### Required work
a: Answer these questions from the passage on stranger kidney donation:
(i) What do patients' family members generally share in?
(ii) What kind of living donor does the passage say would not be accepted?
(iii) If an organ donor develops kidney failure in the remaining kidney, what is taken into account, and for what purpose?
b: From the passage on stranger kidney donation, copy word for word the part that opens with the words "Another aspect of" and closes with "desire to help.".

### Text under study
---

Another aspect of the stranger donation that bears mentioning is the intensity of emotional impact. Patients’ family members generally share in the process of care for their ailing loved ones. Their experience gives them perspective on the difficulties associated with kidney disease and transplantation. If they choose to donate a kidney, it is after much consideration of risk and benefit. Individuals motivated by altruism are thrust into an emotionally fraught situation and their ability to act autonomously and without coercion can be compromised, even if they themselves believe they are acting out of a desire to help.
With regard to consent, emotionality poses a problem. Should we utilize general guidelines for obtaining consent?11 Family members who donate organs will see a benefit in their loved one's having a successful procedure; this possibility factors into any discussion of risks and benefits during a consent process. However, strangers may not garner such a benefit. Does that shift the equation toward greater risk/lower benefit? We place limits on the level of altruism we allow. For example, we would not accept a living heart donor for obvious reasons. How far are we willing to extend the line of altruism and under what conditions? The procedures for the harvest of organs have improved and most donors are able to live full lives on one kidney. It bears noting that should an organ donor develop kidney failure in the remaining kidney, their donation is taken into account in determining their place on the recipient list.

---

### Input data
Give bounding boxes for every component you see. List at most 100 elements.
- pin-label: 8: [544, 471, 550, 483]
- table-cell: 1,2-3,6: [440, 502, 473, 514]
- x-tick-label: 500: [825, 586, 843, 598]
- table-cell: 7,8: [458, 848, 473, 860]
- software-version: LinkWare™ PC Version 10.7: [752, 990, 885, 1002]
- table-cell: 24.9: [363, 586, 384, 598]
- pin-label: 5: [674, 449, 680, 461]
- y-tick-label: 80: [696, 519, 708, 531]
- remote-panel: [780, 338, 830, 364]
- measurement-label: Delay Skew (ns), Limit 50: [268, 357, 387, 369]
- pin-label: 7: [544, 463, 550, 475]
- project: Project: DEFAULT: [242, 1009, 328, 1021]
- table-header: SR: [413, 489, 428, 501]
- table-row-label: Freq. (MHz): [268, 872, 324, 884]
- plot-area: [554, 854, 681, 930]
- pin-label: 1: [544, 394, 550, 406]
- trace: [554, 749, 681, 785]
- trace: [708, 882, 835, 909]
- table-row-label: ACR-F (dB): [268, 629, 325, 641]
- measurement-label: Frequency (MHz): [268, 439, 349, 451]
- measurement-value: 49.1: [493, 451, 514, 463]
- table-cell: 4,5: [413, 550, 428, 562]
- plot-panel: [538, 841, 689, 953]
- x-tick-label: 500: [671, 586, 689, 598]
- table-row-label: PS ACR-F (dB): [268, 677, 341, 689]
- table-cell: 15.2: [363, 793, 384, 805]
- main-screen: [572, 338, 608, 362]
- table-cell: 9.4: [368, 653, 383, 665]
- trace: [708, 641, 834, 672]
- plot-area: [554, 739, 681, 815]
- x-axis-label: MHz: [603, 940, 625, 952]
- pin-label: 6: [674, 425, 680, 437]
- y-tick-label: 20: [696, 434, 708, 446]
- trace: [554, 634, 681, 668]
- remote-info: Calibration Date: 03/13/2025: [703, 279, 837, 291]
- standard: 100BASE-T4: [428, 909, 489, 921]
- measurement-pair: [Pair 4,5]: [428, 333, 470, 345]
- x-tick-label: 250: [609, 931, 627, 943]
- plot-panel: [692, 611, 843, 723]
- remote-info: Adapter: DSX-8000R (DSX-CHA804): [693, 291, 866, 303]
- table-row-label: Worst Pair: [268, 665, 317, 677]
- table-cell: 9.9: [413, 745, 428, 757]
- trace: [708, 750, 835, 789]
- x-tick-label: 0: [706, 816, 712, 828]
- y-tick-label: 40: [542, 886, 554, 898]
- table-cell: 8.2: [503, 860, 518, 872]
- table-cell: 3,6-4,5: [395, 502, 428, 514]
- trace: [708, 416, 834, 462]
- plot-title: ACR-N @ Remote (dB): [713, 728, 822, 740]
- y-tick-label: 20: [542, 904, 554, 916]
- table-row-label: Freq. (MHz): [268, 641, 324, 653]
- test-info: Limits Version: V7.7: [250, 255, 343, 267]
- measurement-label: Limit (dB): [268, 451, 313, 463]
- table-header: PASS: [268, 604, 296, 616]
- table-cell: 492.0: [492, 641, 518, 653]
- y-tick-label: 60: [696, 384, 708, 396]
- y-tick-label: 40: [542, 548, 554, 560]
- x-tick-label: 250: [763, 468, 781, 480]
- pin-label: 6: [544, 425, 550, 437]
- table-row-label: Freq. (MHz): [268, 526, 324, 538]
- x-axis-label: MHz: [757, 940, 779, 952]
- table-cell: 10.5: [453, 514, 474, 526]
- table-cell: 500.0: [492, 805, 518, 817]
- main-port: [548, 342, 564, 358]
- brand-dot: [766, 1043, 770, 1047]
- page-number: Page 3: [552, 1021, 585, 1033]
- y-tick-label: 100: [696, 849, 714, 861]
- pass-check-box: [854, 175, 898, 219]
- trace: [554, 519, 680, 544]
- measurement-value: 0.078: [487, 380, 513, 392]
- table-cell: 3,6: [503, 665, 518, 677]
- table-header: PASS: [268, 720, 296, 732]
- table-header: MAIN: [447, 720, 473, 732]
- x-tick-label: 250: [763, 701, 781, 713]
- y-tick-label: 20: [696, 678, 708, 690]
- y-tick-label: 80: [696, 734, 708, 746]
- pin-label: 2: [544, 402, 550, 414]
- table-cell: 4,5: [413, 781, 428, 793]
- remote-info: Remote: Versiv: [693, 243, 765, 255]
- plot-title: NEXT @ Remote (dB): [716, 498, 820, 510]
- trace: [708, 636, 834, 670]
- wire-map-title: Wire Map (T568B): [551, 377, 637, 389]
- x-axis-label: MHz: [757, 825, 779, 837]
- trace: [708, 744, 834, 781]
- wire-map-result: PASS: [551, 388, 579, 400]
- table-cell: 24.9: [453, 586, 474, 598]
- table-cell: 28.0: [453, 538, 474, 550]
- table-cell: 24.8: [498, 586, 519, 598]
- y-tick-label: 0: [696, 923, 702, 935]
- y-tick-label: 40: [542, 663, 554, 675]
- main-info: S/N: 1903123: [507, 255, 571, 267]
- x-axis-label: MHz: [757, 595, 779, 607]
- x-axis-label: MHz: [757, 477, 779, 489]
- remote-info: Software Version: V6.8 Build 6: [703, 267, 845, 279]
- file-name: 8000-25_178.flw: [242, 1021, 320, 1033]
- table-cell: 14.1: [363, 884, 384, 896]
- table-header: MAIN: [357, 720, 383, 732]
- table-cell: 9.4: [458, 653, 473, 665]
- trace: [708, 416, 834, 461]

---

### Answers given
a:
(i) They share in the process of care for their ailing loved ones.
(ii) A living heart donor.
(iii) Their donation is taken into account in determining their place on the recipient list.

b:
Another aspect of the stranger donation that bears mentioning is the intensity of emotional impact. Patients’ family members generally share in the process of care for their ailing loved ones. Their experience gives them perspective on the difficulties associated with kidney disease and transplantation. If they choose to donate a kidney, it is after much consideration of risk and benefit. Individuals motivated by altruism are thrust into an emotionally fraught situation and their ability to act autonomously and without coercion can be compromised, even if they themselves believe they are acting out of a desire to help.